§ Written instruction
Write out every line of the items below word for word, changing nothing.

#### Raw records

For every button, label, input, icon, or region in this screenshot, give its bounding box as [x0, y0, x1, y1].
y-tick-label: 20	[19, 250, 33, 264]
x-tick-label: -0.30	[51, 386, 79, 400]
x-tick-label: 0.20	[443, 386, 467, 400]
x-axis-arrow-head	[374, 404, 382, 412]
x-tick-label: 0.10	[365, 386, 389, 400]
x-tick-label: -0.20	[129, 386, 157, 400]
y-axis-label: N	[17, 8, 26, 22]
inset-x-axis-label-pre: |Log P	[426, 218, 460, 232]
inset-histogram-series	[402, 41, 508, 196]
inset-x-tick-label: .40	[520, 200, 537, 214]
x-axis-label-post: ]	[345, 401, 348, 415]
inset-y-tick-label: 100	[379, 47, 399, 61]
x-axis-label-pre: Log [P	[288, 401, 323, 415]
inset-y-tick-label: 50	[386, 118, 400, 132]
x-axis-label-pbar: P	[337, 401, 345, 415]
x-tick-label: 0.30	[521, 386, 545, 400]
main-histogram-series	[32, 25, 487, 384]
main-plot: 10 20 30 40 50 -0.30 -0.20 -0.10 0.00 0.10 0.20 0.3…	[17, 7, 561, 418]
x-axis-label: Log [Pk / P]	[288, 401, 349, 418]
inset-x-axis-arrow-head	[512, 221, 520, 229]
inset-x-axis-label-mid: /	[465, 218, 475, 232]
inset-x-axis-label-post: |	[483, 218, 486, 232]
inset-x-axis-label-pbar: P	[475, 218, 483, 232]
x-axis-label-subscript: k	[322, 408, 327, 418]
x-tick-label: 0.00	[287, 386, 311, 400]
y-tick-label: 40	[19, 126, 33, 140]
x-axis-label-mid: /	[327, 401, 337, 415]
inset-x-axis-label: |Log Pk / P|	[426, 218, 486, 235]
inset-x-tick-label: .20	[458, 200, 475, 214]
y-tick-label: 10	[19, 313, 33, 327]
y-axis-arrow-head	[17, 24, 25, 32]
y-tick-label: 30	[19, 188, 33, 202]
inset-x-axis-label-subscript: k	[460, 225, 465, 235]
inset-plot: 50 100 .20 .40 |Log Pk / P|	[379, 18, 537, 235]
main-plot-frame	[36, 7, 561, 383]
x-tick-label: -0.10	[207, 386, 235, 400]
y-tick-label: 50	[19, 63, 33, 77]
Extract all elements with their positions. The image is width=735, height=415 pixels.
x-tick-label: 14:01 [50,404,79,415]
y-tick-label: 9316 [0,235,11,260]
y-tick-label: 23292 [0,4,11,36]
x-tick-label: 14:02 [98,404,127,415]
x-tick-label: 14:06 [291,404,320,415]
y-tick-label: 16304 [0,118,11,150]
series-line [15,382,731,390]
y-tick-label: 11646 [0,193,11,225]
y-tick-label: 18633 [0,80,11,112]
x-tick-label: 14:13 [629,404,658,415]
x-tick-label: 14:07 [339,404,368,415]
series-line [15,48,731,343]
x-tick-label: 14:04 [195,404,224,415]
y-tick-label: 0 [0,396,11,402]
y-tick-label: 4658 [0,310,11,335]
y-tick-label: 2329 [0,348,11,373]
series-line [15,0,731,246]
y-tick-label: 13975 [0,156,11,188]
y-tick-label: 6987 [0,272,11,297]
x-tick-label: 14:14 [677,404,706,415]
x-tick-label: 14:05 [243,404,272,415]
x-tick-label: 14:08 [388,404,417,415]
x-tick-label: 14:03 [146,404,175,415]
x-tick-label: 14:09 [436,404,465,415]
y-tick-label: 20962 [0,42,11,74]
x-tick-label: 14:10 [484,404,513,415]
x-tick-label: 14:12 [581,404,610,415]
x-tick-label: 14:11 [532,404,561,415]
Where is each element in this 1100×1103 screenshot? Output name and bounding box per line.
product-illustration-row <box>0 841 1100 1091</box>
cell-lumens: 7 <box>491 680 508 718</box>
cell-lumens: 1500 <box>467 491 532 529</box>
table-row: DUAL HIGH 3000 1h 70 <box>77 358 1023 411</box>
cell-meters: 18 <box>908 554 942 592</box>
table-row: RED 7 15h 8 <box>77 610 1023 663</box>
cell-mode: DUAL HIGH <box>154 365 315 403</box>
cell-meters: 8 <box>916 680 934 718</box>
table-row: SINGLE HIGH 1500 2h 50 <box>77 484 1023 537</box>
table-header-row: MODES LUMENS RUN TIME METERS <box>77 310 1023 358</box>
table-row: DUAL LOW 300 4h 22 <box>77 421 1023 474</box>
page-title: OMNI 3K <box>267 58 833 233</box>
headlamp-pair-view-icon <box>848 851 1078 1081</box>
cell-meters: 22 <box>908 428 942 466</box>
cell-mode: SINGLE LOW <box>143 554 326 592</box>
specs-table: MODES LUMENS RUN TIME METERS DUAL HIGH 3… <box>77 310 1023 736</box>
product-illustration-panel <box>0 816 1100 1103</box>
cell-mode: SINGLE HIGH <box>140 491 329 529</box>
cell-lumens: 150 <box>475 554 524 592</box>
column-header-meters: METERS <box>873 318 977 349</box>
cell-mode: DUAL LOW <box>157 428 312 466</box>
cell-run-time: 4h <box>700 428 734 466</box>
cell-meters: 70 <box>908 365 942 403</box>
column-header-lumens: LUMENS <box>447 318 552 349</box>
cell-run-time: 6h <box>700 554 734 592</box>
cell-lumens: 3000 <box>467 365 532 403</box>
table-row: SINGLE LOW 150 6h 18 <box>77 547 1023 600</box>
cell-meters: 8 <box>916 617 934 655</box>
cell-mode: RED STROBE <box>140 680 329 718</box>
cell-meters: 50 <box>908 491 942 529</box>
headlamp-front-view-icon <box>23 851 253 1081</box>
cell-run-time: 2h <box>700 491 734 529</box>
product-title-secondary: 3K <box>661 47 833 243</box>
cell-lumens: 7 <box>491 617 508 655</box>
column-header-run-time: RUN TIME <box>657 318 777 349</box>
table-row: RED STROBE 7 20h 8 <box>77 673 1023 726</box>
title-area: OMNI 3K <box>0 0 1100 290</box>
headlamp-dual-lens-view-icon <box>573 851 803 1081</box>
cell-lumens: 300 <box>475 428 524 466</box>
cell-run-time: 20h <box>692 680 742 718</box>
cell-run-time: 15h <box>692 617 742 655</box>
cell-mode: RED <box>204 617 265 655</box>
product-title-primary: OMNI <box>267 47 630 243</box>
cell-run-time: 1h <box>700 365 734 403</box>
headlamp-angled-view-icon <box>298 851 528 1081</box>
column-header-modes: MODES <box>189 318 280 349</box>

########

§ Output of the task
For every button, label, input, icon, or region in this screenshot, give its bounding box as [x0, y0, x1, y1].
y-tick-label: 20	[19, 250, 33, 264]
x-tick-label: -0.30	[51, 386, 79, 400]
x-tick-label: 0.20	[443, 386, 467, 400]
x-axis-arrow-head	[374, 404, 382, 412]
x-tick-label: 0.10	[365, 386, 389, 400]
x-tick-label: -0.20	[129, 386, 157, 400]
y-axis-label: N	[17, 8, 26, 22]
inset-x-axis-label-pre: |Log P	[426, 218, 460, 232]
inset-histogram-series	[402, 41, 508, 196]
inset-x-tick-label: .40	[520, 200, 537, 214]
x-axis-label-post: ]	[345, 401, 348, 415]
inset-y-tick-label: 100	[379, 47, 399, 61]
x-axis-label-pre: Log [P	[288, 401, 323, 415]
inset-y-tick-label: 50	[386, 118, 400, 132]
x-axis-label-pbar: P	[337, 401, 345, 415]
x-tick-label: 0.30	[521, 386, 545, 400]
main-histogram-series	[32, 25, 487, 384]
main-plot: 10 20 30 40 50 -0.30 -0.20 -0.10 0.00 0.10 0.20 0.3…	[17, 7, 561, 418]
x-axis-label: Log [Pk / P]	[288, 401, 349, 418]
inset-x-axis-arrow-head	[512, 221, 520, 229]
inset-x-axis-label-mid: /	[465, 218, 475, 232]
inset-x-axis-label-post: |	[483, 218, 486, 232]
inset-x-axis-label-pbar: P	[475, 218, 483, 232]
x-axis-label-subscript: k	[322, 408, 327, 418]
x-tick-label: 0.00	[287, 386, 311, 400]
y-tick-label: 40	[19, 126, 33, 140]
x-axis-label-mid: /	[327, 401, 337, 415]
inset-x-axis-label: |Log Pk / P|	[426, 218, 486, 235]
inset-x-tick-label: .20	[458, 200, 475, 214]
y-tick-label: 10	[19, 313, 33, 327]
y-axis-arrow-head	[17, 24, 25, 32]
y-tick-label: 30	[19, 188, 33, 202]
inset-x-axis-label-subscript: k	[460, 225, 465, 235]
inset-plot: 50 100 .20 .40 |Log Pk / P|	[379, 18, 537, 235]
main-plot-frame	[36, 7, 561, 383]
x-tick-label: -0.10	[207, 386, 235, 400]
y-tick-label: 50	[19, 63, 33, 77]
Extract all elements with their positions. The image is width=735, height=415 pixels.
x-tick-label: 14:01 [50,404,79,415]
y-tick-label: 9316 [0,235,11,260]
y-tick-label: 23292 [0,4,11,36]
x-tick-label: 14:02 [98,404,127,415]
x-tick-label: 14:06 [291,404,320,415]
y-tick-label: 16304 [0,118,11,150]
series-line [15,382,731,390]
y-tick-label: 11646 [0,193,11,225]
y-tick-label: 18633 [0,80,11,112]
x-tick-label: 14:13 [629,404,658,415]
x-tick-label: 14:07 [339,404,368,415]
series-line [15,48,731,343]
x-tick-label: 14:04 [195,404,224,415]
y-tick-label: 0 [0,396,11,402]
y-tick-label: 4658 [0,310,11,335]
y-tick-label: 2329 [0,348,11,373]
series-line [15,0,731,246]
y-tick-label: 13975 [0,156,11,188]
y-tick-label: 6987 [0,272,11,297]
x-tick-label: 14:14 [677,404,706,415]
x-tick-label: 14:05 [243,404,272,415]
x-tick-label: 14:08 [388,404,417,415]
x-tick-label: 14:03 [146,404,175,415]
x-tick-label: 14:09 [436,404,465,415]
y-tick-label: 20962 [0,42,11,74]
x-tick-label: 14:10 [484,404,513,415]
x-tick-label: 14:12 [581,404,610,415]
x-tick-label: 14:11 [532,404,561,415]
Where is each element in this 1100×1103 screenshot? Output name and bounding box per line.
product-illustration-row <box>0 841 1100 1091</box>
cell-lumens: 7 <box>491 680 508 718</box>
cell-lumens: 1500 <box>467 491 532 529</box>
table-row: DUAL HIGH 3000 1h 70 <box>77 358 1023 411</box>
cell-meters: 18 <box>908 554 942 592</box>
table-row: RED 7 15h 8 <box>77 610 1023 663</box>
cell-mode: DUAL HIGH <box>154 365 315 403</box>
cell-meters: 8 <box>916 680 934 718</box>
table-row: SINGLE HIGH 1500 2h 50 <box>77 484 1023 537</box>
table-header-row: MODES LUMENS RUN TIME METERS <box>77 310 1023 358</box>
table-row: DUAL LOW 300 4h 22 <box>77 421 1023 474</box>
page-title: OMNI 3K <box>267 58 833 233</box>
headlamp-pair-view-icon <box>848 851 1078 1081</box>
cell-meters: 22 <box>908 428 942 466</box>
cell-mode: SINGLE LOW <box>143 554 326 592</box>
specs-table: MODES LUMENS RUN TIME METERS DUAL HIGH 3… <box>77 310 1023 736</box>
product-illustration-panel <box>0 816 1100 1103</box>
cell-mode: SINGLE HIGH <box>140 491 329 529</box>
cell-lumens: 150 <box>475 554 524 592</box>
column-header-meters: METERS <box>873 318 977 349</box>
cell-mode: DUAL LOW <box>157 428 312 466</box>
cell-run-time: 4h <box>700 428 734 466</box>
cell-meters: 70 <box>908 365 942 403</box>
column-header-lumens: LUMENS <box>447 318 552 349</box>
cell-run-time: 6h <box>700 554 734 592</box>
cell-lumens: 3000 <box>467 365 532 403</box>
table-row: SINGLE LOW 150 6h 18 <box>77 547 1023 600</box>
cell-meters: 8 <box>916 617 934 655</box>
cell-mode: RED STROBE <box>140 680 329 718</box>
cell-meters: 50 <box>908 491 942 529</box>
headlamp-front-view-icon <box>23 851 253 1081</box>
cell-run-time: 2h <box>700 491 734 529</box>
product-title-secondary: 3K <box>661 47 833 243</box>
cell-lumens: 7 <box>491 617 508 655</box>
column-header-run-time: RUN TIME <box>657 318 777 349</box>
table-row: RED STROBE 7 20h 8 <box>77 673 1023 726</box>
title-area: OMNI 3K <box>0 0 1100 290</box>
headlamp-dual-lens-view-icon <box>573 851 803 1081</box>
cell-lumens: 300 <box>475 428 524 466</box>
cell-run-time: 20h <box>692 680 742 718</box>
cell-run-time: 15h <box>692 617 742 655</box>
cell-mode: RED <box>204 617 265 655</box>
product-title-primary: OMNI <box>267 47 630 243</box>
cell-run-time: 1h <box>700 365 734 403</box>
headlamp-angled-view-icon <box>298 851 528 1081</box>
column-header-modes: MODES <box>189 318 280 349</box>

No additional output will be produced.